> _EXTRAIT À LIRE_
Tout un mystère, en effet, que cette affection, dont la cause reste inconnue. « On ne parvient pas à la trouver, car on ne prend pas la maladie à ses débuts, observe Sylvie Belleville. On veut faire avancer la recherche pour aider à l’identifier et l’éradiquer au moyen d’un médicament à donner aux premiers stades de l’alzheimer. »

Un « cerveau sain »

En attendant, peut-on s’en « protéger » ? Possiblement. Et c’est là une autre grande avancée à laquelle elle a contribué : un mode de vie sain aurait des effets protecteurs sur le cerveau. « Chaque personne a sa propre "réserve" de facteurs de protection pour se défendre de l’alzheimer, dit Sylvie Belleville. Certaines ont la maladie sans présenter de symptômes. »

Quatre facteurs de protection

Ce qui est bon pour le cœur l’est aussi pour le cerveau, tout comme une vie cognitivement stimulante agit positivement sur lui : 

Une alimentation équilibrée

Un contrôle des facteurs de risque de maladie cardiovasculaire

L’activité physique

L’éducation et la stimulation intellectuelle

Raviver la mémoire

Il n’est donc jamais trop tard pour prévenir le déclin cognitif. « Même si l’alzheimer court dans la famille, les études démontrent que ces facteurs sont encore plus protecteurs quand on a un risque génétique, indique Sylvie Belleville. Tout n’est pas joué d’avance. »

La chercheuse a mis sur pied un programme d’entraînement destiné à stimuler la plasticité cérébrale et les processus de réorganisation de manière à aider les personnes âgées aux prises avec des troubles cognitifs légers à élaborer des stratégies de mémorisation. « Auparavant, on croyait que le cerveau devenait comme du "béton" en vieillissant. Or, les connexions continuent de s’établir », explique-t-elle. Les études tentent maintenant de montrer si un programme multifactoriel (activités cognitives et physiques, nutrition, contrôle des risques de maladie cardiovasculaire…) permettrait de réduire le déclin cognitif, et même de retarder l’apparition des symptômes de la maladie.

> _DONNÉES SOURCES_

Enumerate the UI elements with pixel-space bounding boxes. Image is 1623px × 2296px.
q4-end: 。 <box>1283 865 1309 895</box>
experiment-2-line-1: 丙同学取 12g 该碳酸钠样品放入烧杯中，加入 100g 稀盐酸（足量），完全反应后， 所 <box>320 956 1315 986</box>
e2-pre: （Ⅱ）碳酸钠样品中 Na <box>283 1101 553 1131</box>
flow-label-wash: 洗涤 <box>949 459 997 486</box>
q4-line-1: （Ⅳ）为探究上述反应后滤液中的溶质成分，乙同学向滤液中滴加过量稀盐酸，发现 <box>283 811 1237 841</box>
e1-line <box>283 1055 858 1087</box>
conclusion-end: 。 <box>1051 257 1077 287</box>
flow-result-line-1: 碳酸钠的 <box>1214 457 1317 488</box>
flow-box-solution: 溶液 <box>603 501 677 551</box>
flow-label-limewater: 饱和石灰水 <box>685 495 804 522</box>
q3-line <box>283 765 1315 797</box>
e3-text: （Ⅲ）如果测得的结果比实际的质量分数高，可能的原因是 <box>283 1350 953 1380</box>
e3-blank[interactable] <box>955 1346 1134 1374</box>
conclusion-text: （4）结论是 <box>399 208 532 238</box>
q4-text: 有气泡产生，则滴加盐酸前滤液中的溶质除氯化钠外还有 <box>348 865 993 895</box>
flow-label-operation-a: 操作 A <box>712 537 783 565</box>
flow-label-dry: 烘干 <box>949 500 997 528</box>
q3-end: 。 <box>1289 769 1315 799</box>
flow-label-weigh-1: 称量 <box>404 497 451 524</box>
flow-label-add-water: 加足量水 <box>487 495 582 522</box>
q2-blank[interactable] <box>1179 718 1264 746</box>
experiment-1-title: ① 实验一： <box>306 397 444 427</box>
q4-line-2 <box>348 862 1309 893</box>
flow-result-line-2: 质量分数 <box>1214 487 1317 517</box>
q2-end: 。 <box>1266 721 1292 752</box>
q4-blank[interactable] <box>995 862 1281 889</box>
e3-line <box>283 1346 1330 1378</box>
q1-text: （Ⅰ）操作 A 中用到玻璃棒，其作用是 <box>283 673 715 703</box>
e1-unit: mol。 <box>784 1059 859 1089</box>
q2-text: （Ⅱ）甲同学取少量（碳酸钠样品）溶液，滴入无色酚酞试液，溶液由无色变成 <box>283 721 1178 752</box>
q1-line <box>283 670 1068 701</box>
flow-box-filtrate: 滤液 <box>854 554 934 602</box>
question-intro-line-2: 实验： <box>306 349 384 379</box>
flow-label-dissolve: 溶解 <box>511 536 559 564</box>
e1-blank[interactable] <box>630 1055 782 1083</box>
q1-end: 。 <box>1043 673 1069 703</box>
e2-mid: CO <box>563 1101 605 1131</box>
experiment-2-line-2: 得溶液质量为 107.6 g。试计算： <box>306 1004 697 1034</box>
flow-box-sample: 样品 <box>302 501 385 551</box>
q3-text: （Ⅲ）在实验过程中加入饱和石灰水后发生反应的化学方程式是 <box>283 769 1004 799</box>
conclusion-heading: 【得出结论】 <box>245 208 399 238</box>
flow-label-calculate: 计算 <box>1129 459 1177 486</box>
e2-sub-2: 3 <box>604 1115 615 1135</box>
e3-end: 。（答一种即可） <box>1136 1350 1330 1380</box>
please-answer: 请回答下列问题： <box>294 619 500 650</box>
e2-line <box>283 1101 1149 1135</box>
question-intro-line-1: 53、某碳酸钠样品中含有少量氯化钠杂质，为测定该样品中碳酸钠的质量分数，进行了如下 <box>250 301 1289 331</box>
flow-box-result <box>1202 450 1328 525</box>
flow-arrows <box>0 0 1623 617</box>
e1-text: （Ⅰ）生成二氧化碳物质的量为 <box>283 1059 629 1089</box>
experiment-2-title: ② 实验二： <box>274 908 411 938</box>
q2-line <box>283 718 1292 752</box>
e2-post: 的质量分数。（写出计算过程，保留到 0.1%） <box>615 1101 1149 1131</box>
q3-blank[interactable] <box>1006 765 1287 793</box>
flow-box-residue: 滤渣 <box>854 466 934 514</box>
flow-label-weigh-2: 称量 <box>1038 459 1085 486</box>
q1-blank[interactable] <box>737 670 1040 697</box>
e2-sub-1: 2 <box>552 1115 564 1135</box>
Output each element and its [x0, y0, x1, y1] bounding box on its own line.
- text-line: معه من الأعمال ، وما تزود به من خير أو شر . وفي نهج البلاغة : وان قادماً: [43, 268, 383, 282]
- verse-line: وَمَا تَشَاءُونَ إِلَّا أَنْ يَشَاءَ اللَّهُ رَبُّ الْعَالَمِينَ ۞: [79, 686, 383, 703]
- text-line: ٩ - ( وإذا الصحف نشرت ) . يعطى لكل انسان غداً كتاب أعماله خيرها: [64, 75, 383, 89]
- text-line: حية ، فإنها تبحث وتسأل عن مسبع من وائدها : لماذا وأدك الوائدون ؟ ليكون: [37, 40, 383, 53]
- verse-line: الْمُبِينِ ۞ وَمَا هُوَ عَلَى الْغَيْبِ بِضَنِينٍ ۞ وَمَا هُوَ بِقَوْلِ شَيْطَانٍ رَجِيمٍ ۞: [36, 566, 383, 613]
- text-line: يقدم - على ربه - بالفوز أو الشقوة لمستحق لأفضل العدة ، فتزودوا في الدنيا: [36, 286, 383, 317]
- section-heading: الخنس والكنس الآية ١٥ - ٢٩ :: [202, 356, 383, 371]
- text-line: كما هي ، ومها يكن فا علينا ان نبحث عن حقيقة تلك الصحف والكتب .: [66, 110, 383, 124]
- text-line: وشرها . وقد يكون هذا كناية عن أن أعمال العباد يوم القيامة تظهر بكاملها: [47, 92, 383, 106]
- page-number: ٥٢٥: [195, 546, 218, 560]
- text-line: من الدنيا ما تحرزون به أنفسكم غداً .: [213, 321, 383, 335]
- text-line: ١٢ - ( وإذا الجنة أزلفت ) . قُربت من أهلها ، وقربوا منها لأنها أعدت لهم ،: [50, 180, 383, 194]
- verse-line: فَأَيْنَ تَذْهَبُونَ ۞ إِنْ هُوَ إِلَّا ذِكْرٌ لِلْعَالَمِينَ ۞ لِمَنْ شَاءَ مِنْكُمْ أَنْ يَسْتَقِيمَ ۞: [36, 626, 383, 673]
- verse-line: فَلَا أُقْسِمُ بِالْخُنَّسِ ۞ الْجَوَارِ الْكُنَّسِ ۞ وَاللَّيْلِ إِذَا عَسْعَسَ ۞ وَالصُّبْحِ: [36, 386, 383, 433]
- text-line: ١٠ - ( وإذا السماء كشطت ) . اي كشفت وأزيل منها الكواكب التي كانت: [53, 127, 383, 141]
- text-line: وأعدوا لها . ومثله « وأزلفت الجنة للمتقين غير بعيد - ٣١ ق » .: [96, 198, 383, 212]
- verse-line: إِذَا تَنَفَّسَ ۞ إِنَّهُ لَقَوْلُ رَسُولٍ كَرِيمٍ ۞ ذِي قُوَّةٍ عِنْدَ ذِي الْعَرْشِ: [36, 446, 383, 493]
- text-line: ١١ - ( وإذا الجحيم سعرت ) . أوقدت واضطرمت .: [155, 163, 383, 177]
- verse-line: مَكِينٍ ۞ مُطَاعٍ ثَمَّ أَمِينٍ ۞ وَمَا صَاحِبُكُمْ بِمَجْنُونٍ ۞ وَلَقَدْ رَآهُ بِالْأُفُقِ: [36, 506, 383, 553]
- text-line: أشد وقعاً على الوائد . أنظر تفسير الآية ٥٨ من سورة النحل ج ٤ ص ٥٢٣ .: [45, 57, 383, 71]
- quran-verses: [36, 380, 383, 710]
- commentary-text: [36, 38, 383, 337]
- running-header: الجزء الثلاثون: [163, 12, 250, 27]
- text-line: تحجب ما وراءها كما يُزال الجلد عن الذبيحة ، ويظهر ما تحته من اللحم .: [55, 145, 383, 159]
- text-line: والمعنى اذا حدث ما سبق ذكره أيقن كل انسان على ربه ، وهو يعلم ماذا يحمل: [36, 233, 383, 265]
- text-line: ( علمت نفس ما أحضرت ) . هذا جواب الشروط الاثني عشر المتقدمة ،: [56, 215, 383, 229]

> _LISTE DES ACTIVITÉS_
1. Reproduisez fidèlement le passage de l'extrait sur la maladie d'Alzheimer qui commence aux mots « La chercheuse a » et s'achève après « de la maladie. ».
2. Poursuivez l'extrait sur la maladie d'Alzheimer au-delà de sa dernière phrase.

> _CORRIGÉ DES EXERCICES_
1.
La chercheuse a mis sur pied un programme d’entraînement destiné à stimuler la plasticité cérébrale et les processus de réorganisation de manière à aider les personnes âgées aux prises avec des troubles cognitifs légers à élaborer des stratégies de mémorisation. « Auparavant, on croyait que le cerveau devenait comme du "béton" en vieillissant. Or, les connexions continuent de s’établir », explique-t-elle. Les études tentent maintenant de montrer si un programme multifactoriel (activités cognitives et physiques, nutrition, contrôle des risques de maladie cardiovasculaire…) permettrait de réduire le déclin cognitif, et même de retarder l’apparition des symptômes de la maladie.

2.
L’alzheimer en chiffres

16 % des personnes âgées de plus de 65 ans en sont atteintes.

Ce chiffre grimpe à 30 % chez les plus de 85 ans.

« On vit plus longtemps, mais on voit poindre les maladies du cerveau associées au vieillissement. Il ne faut pas laisser l’alzheimer nous voler nos belles années. »  – Sylvie Belleville

La maladie d’Alzheimer, c’est quoi ?

Une maladie neurodégénérative reliée à l’âge, qui se définit par une accumulation anormale de protéines dans le cerveau et une perte de neurones, ce qui peut causer des problèmes cognitifs importants. « Ça commence dans le cortex entorhinal et ça se répand comme une flaque d’eau, illustre Sylvie Belleville. Les 10 ou 15 premières années, il n’y a aucun symptôme : le cerveau se défend avec succès. Quand les atteintes sont trop nombreuses, les pertes de mémoire et les problèmes de comportement surviennent. »

Le saviez-vous ?

Même si le nombre de personnes atteintes de la maladie d’Alzheimer augmente en raison du nombre grandissant de personnes âgées, des études européennes et américaines ont observé que l’incidence de la maladie a décliné de 44 % au cours des 30 dernières années. Comment l’expliquer ? Les gens sont plus éduqués, plus stimulés et jouissent d’un meilleur contrôle des facteurs de risque liés aux maladies cardiovasculaires. « Les politiques de santé publique devraient tenir compte des facteurs qui peuvent faire reculer l’apparition de la maladie d’Alzheimer. Le fait de rester actif physiquement et de maintenir son cerveau stimulé, voire d’élever le niveau d’éducation, pourrait avoir un impact sur le risque de la développer. » – Sylvie Belleville, professeure titulaire au Département de psychologie de l’Université de Montréal et chercheuse à l’Institut universitaire de gériatrie de Montréal.